● WORK INSTRUCTIONS
Note each line of the listing that contains the string "Cube", and copy it.

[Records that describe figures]
▬▬▬▬▬▬

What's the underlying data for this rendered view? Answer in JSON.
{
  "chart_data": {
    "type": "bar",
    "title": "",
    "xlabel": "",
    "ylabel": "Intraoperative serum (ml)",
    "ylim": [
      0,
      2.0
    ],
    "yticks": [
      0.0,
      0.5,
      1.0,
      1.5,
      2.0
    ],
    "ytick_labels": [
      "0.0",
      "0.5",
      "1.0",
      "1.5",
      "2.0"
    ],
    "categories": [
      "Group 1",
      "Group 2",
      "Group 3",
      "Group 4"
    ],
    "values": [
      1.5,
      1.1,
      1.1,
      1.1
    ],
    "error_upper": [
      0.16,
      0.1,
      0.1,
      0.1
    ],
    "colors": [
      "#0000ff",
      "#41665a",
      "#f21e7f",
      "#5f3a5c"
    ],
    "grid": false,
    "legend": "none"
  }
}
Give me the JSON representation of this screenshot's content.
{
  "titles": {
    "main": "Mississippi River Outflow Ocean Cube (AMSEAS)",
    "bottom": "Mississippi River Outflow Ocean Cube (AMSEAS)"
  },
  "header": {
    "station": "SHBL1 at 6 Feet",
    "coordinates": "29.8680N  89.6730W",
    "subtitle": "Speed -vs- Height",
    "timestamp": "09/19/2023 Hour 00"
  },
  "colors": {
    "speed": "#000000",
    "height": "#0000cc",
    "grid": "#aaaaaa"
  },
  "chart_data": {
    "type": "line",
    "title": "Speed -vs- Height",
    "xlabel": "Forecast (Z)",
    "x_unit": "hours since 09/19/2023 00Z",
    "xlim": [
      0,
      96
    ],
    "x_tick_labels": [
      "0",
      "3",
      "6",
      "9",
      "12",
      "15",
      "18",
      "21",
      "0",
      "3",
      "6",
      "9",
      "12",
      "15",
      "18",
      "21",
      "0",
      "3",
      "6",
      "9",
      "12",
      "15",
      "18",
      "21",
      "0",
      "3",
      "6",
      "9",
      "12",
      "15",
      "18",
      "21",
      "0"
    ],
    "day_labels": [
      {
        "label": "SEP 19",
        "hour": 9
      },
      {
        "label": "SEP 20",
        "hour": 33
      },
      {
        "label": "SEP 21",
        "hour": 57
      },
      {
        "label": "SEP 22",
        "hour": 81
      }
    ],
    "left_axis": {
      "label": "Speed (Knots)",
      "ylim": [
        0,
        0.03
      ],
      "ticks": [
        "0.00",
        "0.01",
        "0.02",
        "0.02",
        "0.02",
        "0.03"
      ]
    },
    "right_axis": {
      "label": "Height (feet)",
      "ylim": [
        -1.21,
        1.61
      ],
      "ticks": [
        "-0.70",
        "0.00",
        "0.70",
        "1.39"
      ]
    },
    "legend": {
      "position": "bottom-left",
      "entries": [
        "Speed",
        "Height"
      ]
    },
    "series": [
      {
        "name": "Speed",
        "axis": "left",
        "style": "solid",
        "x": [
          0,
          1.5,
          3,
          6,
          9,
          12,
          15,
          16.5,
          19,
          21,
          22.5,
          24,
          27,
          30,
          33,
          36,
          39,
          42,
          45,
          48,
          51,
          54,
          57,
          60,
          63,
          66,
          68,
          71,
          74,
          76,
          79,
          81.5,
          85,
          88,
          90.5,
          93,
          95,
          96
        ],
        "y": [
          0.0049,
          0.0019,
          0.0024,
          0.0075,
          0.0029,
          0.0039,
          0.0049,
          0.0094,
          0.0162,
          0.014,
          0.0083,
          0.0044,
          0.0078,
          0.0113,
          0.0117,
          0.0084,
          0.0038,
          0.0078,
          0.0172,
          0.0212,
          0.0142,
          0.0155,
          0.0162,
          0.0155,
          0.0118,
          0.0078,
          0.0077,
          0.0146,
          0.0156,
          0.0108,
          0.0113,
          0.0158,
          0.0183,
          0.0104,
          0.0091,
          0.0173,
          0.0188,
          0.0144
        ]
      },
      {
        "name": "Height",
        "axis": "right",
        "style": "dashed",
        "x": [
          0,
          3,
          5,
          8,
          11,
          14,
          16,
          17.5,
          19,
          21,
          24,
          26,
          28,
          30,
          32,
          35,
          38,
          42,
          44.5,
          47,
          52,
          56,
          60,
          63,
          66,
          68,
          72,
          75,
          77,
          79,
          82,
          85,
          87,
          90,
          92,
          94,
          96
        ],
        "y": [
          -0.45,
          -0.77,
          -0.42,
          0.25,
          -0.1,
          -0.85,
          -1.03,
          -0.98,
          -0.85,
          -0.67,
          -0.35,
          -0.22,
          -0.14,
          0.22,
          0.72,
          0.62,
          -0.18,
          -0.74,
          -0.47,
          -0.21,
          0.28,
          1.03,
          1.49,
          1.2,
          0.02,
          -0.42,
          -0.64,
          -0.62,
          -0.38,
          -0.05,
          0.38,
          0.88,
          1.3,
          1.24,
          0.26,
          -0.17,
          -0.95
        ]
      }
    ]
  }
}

▬▬▬▬▬▬

● RESPONSE
    "main": "Mississippi River Outflow Ocean Cube (AMSEAS)",
    "bottom": "Mississippi River Outflow Ocean Cube (AMSEAS)"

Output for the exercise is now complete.